*ENTRIES*.
>> Start

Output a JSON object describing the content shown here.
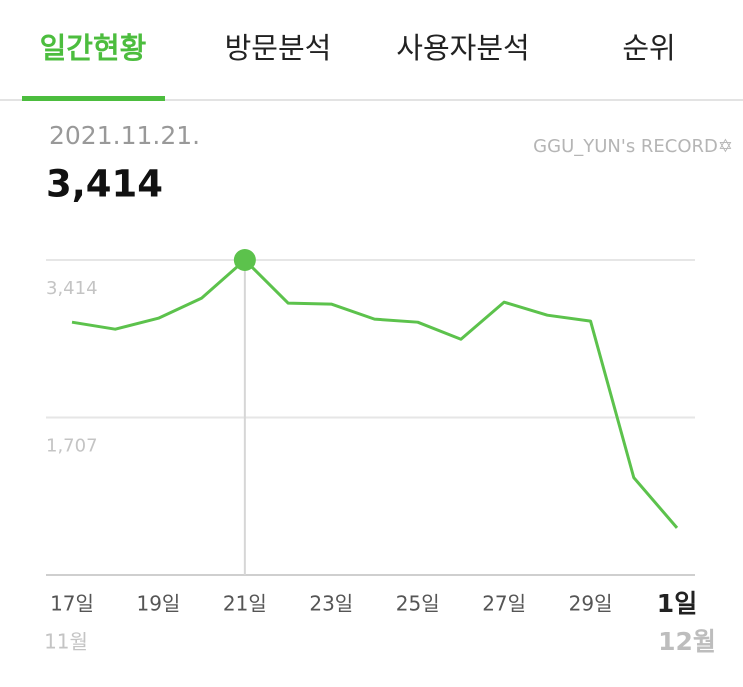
{
  "tabs": [
    "일간현황",
    "방문분석",
    "사용자분석",
    "순위"
  ],
  "active_tab": "일간현황",
  "selected": {
    "date": "2021.11.21.",
    "value": "3,414"
  },
  "watermark": "GGU_YUN's RECORD✡",
  "chart_data": {
    "type": "line",
    "categories": [
      "17일",
      null,
      "19일",
      null,
      "21일",
      null,
      "23일",
      null,
      "25일",
      null,
      "27일",
      null,
      "29일",
      null,
      "1일"
    ],
    "months": [
      "11월",
      null,
      null,
      null,
      null,
      null,
      null,
      null,
      null,
      null,
      null,
      null,
      null,
      null,
      "12월"
    ],
    "series": [
      {
        "color": "#5cc24c",
        "values": [
          2740,
          2664,
          2783,
          3001,
          3414,
          2947,
          2936,
          2773,
          2740,
          2555,
          2957,
          2816,
          2751,
          1055,
          511
        ]
      }
    ],
    "highlight_category": "21일",
    "ylim": [
      0,
      3414
    ],
    "yticks": [
      {
        "value": 1707,
        "label": "1,707"
      },
      {
        "value": 3414,
        "label": "3,414"
      }
    ],
    "grid": true
  }
}
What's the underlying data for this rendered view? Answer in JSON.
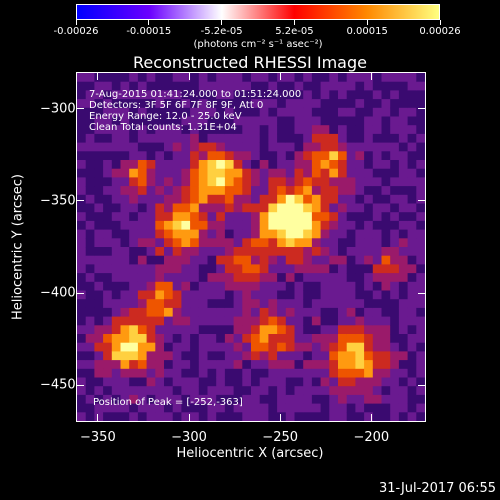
{
  "colorbar": {
    "tick_labels": [
      "-0.00026",
      "-0.00015",
      "-5.2e-05",
      "5.2e-05",
      "0.00015",
      "0.00026"
    ],
    "unit": "(photons cm⁻² s⁻¹ asec⁻²)",
    "colors": [
      "#0000ff",
      "#6a00ff",
      "#ffffff",
      "#ff0000",
      "#ff8800",
      "#ffff80"
    ]
  },
  "annotations": {
    "time": "7-Aug-2015 01:41:24.000 to 01:51:24.000",
    "detectors": "Detectors: 3F 5F 6F 7F 8F 9F, Att 0",
    "energy": "Energy Range: 12.0 - 25.0 keV",
    "clean": "Clean    Total counts: 1.31E+04",
    "peak": "Position of Peak = [-252,-363]"
  },
  "footer": {
    "timestamp": "31-Jul-2017 06:55"
  },
  "chart_data": {
    "type": "heatmap",
    "title": "Reconstructed RHESSI Image",
    "xlabel": "Heliocentric X (arcsec)",
    "ylabel": "Heliocentric Y (arcsec)",
    "xlim": [
      -362,
      -170
    ],
    "ylim": [
      -470,
      -280
    ],
    "x_ticks": [
      -350,
      -300,
      -250,
      -200
    ],
    "y_ticks": [
      -300,
      -350,
      -400,
      -450
    ],
    "x_tick_labels": [
      "−350",
      "−300",
      "−250",
      "−200"
    ],
    "y_tick_labels": [
      "−300",
      "−350",
      "−400",
      "−450"
    ],
    "value_range": [
      -0.00026,
      0.00026
    ],
    "peak_position": [
      -252,
      -363
    ]
  }
}
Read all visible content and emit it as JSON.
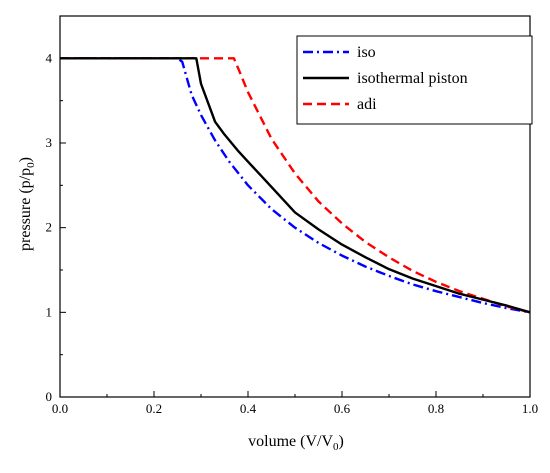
{
  "chart_data": {
    "type": "line",
    "title": "",
    "xlabel": {
      "main": "volume (V/V",
      "sub": "0",
      "close": ")"
    },
    "ylabel": {
      "main": "pressure (p/p",
      "sub": "0",
      "close": ")"
    },
    "xlim": [
      0.0,
      1.0
    ],
    "ylim": [
      0,
      4.5
    ],
    "xticks": [
      0.0,
      0.2,
      0.4,
      0.6,
      0.8,
      1.0
    ],
    "xtick_labels": [
      "0.0",
      "0.2",
      "0.4",
      "0.6",
      "0.8",
      "1.0"
    ],
    "yticks": [
      0,
      1,
      2,
      3,
      4
    ],
    "ytick_labels": [
      "0",
      "1",
      "2",
      "3",
      "4"
    ],
    "grid": false,
    "legend_position": "top-right",
    "series": [
      {
        "name": "iso",
        "color": "#0000ff",
        "dash": "dash-dot",
        "x": [
          0.0,
          0.25,
          0.26,
          0.28,
          0.3,
          0.33,
          0.36,
          0.4,
          0.45,
          0.5,
          0.55,
          0.6,
          0.65,
          0.7,
          0.75,
          0.8,
          0.85,
          0.9,
          0.95,
          1.0
        ],
        "y": [
          4.0,
          4.0,
          3.96,
          3.57,
          3.33,
          3.03,
          2.78,
          2.5,
          2.22,
          2.0,
          1.82,
          1.67,
          1.54,
          1.43,
          1.33,
          1.25,
          1.18,
          1.11,
          1.05,
          1.0
        ]
      },
      {
        "name": "isothermal piston",
        "color": "#000000",
        "dash": "solid",
        "x": [
          0.0,
          0.29,
          0.3,
          0.31,
          0.33,
          0.35,
          0.38,
          0.4,
          0.43,
          0.46,
          0.5,
          0.55,
          0.6,
          0.65,
          0.7,
          0.75,
          0.8,
          0.85,
          0.9,
          0.95,
          1.0
        ],
        "y": [
          4.0,
          4.0,
          3.7,
          3.55,
          3.25,
          3.1,
          2.9,
          2.78,
          2.6,
          2.42,
          2.18,
          1.98,
          1.8,
          1.65,
          1.51,
          1.4,
          1.31,
          1.22,
          1.15,
          1.08,
          1.0
        ]
      },
      {
        "name": "adi",
        "color": "#ff0000",
        "dash": "dashed",
        "x": [
          0.0,
          0.37,
          0.38,
          0.4,
          0.45,
          0.5,
          0.55,
          0.6,
          0.65,
          0.7,
          0.75,
          0.8,
          0.85,
          0.9,
          0.95,
          1.0
        ],
        "y": [
          4.0,
          4.0,
          3.87,
          3.6,
          3.05,
          2.64,
          2.31,
          2.05,
          1.83,
          1.65,
          1.49,
          1.36,
          1.25,
          1.16,
          1.07,
          1.0
        ]
      }
    ]
  }
}
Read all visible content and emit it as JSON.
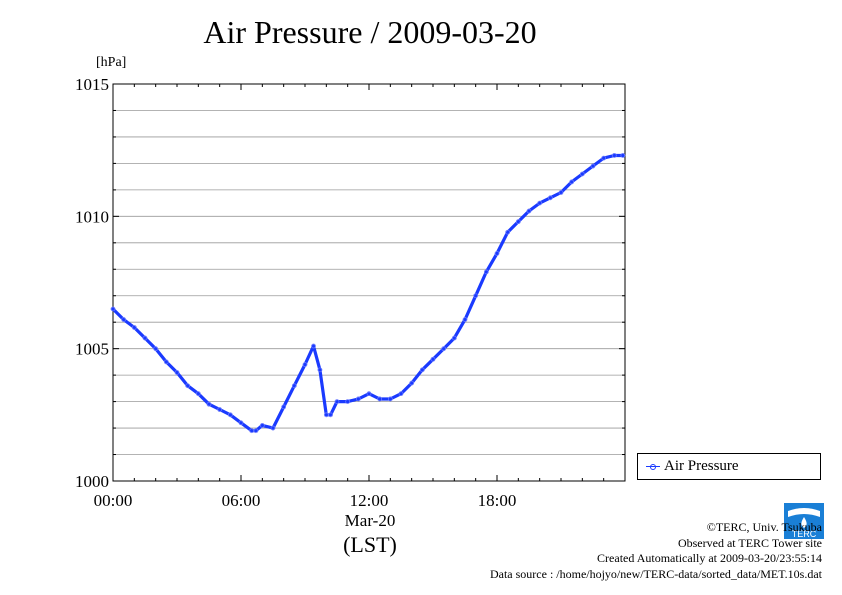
{
  "chart_data": {
    "type": "line",
    "title": "Air Pressure / 2009-03-20",
    "ylabel": "[hPa]",
    "xlabel": "Mar-20",
    "xlabel_sub": "(LST)",
    "xlim": [
      0,
      24
    ],
    "ylim": [
      1000,
      1015
    ],
    "xticks": [
      {
        "value": 0,
        "label": "00:00"
      },
      {
        "value": 6,
        "label": "06:00"
      },
      {
        "value": 12,
        "label": "12:00"
      },
      {
        "value": 18,
        "label": "18:00"
      }
    ],
    "yticks": [
      {
        "value": 1000,
        "label": "1000"
      },
      {
        "value": 1005,
        "label": "1005"
      },
      {
        "value": 1010,
        "label": "1010"
      },
      {
        "value": 1015,
        "label": "1015"
      }
    ],
    "grid": true,
    "legend_position": "lower-right-outside",
    "series": [
      {
        "name": "Air Pressure",
        "color": "#1a3aff",
        "x": [
          0,
          0.5,
          1.0,
          1.5,
          2.0,
          2.5,
          3.0,
          3.5,
          4.0,
          4.5,
          5.0,
          5.5,
          6.0,
          6.5,
          6.7,
          7.0,
          7.5,
          8.0,
          8.5,
          9.0,
          9.4,
          9.7,
          10.0,
          10.2,
          10.5,
          11.0,
          11.5,
          12.0,
          12.5,
          13.0,
          13.5,
          14.0,
          14.5,
          15.0,
          15.5,
          16.0,
          16.5,
          17.0,
          17.5,
          18.0,
          18.5,
          19.0,
          19.5,
          20.0,
          20.5,
          21.0,
          21.5,
          22.0,
          22.5,
          23.0,
          23.5,
          23.9
        ],
        "y": [
          1006.5,
          1006.1,
          1005.8,
          1005.4,
          1005.0,
          1004.5,
          1004.1,
          1003.6,
          1003.3,
          1002.9,
          1002.7,
          1002.5,
          1002.2,
          1001.9,
          1001.9,
          1002.1,
          1002.0,
          1002.8,
          1003.6,
          1004.4,
          1005.1,
          1004.2,
          1002.5,
          1002.5,
          1003.0,
          1003.0,
          1003.1,
          1003.3,
          1003.1,
          1003.1,
          1003.3,
          1003.7,
          1004.2,
          1004.6,
          1005.0,
          1005.4,
          1006.1,
          1007.0,
          1007.9,
          1008.6,
          1009.4,
          1009.8,
          1010.2,
          1010.5,
          1010.7,
          1010.9,
          1011.3,
          1011.6,
          1011.9,
          1012.2,
          1012.3,
          1012.3
        ]
      }
    ]
  },
  "page": {
    "title": "Air Pressure / 2009-03-20",
    "unit": "[hPa]",
    "x_date": "Mar-20",
    "x_lst": "(LST)",
    "legend_label": "Air Pressure"
  },
  "credits": {
    "copyright": "©TERC, Univ. Tsukuba",
    "observed": "Observed at TERC Tower site",
    "created": "Created Automatically at 2009-03-20/23:55:14",
    "source": "Data source : /home/hojyo/new/TERC-data/sorted_data/MET.10s.dat"
  },
  "logo": {
    "text": "TERC",
    "color": "#1a7fd6",
    "icon": "terc-logo-icon"
  }
}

>> End

*EXERCISE PROMPT*. List each line of the records that holds the string "title".

*SOLUTION FOR THIS PROBLEM*.
    "title": "Reconstructed RHESSI Image",
    "title": "",
    "title": "Air Pressure / 2009-03-20",
    "title": "Air Pressure / 2009-03-20",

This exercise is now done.